Recorded data:
=== Section Start ===

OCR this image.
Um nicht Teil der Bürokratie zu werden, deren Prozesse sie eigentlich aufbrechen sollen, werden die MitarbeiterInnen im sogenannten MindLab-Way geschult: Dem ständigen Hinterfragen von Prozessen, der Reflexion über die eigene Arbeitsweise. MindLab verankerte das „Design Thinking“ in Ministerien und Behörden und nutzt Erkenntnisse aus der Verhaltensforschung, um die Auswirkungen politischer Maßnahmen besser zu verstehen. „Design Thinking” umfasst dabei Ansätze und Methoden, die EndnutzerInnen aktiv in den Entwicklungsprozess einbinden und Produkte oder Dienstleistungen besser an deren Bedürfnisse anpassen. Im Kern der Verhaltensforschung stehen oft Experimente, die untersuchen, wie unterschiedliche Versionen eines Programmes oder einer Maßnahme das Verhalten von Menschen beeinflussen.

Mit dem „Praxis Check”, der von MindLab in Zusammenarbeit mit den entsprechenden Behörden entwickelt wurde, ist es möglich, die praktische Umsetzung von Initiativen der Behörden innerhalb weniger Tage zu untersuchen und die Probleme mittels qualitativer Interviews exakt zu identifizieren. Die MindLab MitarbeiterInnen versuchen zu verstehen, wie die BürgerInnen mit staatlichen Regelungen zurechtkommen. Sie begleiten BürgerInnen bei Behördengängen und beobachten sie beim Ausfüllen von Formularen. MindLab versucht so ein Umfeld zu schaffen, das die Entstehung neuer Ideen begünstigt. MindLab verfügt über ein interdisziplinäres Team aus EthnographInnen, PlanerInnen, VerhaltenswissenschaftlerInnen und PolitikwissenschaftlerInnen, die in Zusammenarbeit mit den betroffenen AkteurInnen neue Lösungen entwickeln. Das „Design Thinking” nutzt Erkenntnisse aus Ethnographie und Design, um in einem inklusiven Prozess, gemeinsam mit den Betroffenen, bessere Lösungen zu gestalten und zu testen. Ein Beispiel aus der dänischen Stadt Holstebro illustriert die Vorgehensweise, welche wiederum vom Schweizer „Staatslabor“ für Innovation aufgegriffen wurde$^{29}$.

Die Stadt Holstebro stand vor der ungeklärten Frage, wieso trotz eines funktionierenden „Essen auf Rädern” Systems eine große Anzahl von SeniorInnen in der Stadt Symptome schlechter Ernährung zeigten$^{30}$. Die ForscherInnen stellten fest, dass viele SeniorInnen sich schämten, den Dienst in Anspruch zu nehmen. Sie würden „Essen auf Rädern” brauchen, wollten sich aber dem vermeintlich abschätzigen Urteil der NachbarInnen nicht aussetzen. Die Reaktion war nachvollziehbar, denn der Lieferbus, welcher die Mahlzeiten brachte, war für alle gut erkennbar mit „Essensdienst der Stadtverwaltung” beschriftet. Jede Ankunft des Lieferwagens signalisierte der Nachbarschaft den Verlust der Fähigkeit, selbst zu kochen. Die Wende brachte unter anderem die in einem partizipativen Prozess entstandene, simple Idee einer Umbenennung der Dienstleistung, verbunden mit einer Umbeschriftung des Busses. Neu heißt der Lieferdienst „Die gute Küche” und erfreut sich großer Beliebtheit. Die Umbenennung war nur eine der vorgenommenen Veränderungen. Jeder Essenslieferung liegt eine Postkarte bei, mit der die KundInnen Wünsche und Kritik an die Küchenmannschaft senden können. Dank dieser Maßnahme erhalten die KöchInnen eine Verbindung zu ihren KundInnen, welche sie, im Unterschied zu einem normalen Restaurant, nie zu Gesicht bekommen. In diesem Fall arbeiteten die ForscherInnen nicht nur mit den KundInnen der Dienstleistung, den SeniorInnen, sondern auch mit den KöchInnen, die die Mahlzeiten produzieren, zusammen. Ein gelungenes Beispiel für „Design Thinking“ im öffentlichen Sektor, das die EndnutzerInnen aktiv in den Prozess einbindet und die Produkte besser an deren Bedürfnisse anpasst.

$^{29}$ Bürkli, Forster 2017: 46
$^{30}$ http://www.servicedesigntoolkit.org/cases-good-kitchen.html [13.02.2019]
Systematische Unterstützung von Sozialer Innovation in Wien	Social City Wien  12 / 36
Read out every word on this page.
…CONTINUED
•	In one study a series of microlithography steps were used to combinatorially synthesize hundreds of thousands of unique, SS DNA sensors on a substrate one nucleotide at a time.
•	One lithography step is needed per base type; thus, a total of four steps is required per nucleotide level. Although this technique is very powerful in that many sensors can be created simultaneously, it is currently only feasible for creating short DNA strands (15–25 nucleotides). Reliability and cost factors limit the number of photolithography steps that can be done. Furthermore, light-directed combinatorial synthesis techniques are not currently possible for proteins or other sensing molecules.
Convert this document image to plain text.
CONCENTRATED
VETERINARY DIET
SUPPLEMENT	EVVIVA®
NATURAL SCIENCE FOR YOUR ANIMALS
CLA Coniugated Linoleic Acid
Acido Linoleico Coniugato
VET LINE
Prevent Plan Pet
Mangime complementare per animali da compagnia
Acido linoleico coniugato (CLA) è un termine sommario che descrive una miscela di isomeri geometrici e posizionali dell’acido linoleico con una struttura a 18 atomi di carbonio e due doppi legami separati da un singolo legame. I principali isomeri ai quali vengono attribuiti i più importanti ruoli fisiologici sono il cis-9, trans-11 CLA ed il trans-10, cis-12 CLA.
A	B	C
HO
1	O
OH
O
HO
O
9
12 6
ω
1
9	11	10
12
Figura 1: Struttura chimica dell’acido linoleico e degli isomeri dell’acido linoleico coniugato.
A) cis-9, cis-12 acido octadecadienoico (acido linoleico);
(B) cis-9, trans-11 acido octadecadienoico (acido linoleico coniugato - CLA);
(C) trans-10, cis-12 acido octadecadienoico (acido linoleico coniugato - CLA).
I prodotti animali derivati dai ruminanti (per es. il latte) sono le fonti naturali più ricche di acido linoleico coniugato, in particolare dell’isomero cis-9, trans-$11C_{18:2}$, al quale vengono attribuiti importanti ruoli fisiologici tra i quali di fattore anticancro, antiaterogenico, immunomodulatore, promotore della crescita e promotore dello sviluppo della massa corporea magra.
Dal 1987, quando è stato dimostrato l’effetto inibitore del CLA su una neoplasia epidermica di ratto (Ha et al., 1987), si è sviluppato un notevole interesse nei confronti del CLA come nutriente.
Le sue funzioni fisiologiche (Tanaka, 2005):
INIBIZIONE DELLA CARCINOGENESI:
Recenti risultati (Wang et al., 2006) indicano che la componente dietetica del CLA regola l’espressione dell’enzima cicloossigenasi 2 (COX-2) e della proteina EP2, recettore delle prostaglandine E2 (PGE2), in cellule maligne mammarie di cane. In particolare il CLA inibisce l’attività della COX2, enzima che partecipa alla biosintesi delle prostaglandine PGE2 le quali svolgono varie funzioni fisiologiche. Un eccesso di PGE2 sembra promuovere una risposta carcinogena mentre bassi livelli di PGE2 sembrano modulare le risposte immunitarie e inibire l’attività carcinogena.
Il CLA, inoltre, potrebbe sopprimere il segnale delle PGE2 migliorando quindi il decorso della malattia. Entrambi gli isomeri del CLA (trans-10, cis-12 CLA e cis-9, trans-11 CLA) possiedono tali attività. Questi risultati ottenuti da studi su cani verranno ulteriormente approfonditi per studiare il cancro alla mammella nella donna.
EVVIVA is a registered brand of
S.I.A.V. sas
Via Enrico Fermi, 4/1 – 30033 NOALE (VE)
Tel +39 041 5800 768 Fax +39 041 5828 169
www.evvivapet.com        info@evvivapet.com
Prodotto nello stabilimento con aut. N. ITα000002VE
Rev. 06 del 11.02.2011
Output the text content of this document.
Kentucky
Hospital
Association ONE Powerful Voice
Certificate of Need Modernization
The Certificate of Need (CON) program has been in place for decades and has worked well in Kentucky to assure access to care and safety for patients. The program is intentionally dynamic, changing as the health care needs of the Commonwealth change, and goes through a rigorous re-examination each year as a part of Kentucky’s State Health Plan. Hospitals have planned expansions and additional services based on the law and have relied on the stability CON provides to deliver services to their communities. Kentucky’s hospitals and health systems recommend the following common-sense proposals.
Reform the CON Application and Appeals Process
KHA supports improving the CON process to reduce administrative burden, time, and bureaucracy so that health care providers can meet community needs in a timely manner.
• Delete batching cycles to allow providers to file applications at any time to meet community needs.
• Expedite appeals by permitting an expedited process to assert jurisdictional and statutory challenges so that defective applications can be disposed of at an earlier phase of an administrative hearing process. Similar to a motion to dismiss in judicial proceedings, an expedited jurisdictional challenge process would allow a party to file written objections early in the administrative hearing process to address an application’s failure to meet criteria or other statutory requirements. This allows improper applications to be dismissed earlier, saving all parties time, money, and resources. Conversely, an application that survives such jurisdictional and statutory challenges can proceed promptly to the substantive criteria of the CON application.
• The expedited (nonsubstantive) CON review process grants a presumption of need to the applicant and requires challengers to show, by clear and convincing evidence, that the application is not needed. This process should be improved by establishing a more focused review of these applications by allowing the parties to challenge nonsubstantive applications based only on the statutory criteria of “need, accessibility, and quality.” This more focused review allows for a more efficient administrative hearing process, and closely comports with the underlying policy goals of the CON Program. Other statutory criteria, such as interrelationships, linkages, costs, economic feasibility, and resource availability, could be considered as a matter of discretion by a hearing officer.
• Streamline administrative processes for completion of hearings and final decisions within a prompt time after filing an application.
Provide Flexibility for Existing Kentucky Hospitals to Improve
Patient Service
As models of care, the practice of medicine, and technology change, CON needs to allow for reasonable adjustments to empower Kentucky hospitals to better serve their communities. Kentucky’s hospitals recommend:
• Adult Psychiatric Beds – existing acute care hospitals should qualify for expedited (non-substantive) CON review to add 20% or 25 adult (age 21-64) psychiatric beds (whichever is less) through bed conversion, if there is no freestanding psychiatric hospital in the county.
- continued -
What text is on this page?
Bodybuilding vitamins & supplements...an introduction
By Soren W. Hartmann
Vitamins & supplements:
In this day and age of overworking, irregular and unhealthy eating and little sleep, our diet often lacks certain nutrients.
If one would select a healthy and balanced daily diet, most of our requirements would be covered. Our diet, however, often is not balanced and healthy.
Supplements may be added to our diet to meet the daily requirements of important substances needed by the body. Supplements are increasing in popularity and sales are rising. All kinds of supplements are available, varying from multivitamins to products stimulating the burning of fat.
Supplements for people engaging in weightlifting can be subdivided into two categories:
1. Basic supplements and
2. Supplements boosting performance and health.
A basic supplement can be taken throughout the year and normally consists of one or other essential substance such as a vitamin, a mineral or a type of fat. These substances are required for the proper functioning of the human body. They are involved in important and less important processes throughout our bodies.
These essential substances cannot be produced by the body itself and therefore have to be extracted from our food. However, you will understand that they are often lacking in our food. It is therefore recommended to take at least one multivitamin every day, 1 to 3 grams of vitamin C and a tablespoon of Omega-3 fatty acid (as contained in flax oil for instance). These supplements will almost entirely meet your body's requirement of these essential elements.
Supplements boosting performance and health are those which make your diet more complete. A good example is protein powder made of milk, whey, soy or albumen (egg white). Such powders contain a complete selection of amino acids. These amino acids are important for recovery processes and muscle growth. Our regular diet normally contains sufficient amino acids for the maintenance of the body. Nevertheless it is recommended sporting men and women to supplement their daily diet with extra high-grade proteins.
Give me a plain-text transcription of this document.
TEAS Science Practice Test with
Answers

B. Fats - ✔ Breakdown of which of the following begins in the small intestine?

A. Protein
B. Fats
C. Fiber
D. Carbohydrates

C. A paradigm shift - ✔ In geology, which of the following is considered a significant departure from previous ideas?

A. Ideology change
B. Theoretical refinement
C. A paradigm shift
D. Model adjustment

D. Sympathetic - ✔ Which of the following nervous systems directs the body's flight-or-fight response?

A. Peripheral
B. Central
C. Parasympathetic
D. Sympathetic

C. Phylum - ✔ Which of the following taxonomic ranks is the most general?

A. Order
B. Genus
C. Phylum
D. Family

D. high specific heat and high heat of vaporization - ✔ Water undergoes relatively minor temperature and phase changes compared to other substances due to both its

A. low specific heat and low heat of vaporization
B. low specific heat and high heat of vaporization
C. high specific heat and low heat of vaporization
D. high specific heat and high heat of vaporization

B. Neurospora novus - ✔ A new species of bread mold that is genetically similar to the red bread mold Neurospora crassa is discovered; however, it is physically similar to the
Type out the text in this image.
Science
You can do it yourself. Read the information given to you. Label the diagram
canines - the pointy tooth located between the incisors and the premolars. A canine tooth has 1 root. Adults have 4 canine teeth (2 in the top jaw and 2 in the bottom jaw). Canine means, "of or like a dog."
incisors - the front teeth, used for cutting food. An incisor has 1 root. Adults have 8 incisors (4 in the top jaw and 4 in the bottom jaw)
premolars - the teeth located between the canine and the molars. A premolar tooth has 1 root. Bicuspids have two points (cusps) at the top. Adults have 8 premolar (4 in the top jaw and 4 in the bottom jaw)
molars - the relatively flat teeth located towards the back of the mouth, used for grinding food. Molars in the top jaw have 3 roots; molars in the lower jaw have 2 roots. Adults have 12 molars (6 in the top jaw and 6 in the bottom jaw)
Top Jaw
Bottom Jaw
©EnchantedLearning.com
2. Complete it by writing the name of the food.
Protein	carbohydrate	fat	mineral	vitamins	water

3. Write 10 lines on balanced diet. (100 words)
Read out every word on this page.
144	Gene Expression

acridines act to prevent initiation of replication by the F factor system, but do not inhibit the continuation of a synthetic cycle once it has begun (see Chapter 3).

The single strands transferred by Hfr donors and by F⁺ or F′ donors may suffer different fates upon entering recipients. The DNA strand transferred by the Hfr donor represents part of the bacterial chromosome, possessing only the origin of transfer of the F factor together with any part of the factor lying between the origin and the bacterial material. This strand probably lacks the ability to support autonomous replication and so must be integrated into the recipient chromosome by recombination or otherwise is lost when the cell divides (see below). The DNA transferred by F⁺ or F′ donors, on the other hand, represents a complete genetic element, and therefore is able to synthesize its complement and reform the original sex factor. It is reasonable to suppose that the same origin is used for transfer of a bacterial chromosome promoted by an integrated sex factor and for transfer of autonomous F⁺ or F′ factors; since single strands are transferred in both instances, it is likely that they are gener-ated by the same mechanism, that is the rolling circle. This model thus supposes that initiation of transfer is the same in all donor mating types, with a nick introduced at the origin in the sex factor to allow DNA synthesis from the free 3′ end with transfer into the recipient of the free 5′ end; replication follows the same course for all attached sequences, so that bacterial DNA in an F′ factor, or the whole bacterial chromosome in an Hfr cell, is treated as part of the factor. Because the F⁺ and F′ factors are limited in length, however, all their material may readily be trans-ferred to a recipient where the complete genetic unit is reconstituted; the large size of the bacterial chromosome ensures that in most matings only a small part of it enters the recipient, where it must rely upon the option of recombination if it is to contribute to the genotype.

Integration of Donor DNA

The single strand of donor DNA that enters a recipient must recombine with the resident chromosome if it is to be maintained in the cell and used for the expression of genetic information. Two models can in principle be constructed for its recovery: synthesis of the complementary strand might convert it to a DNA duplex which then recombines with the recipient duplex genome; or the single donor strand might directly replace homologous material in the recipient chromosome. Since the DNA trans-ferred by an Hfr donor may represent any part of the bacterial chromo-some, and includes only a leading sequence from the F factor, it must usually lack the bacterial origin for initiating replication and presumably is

=== Section End ===

Activity: Matching lines for the string "community": work out how many the records contain and write only the number.

Result for this exercise: 2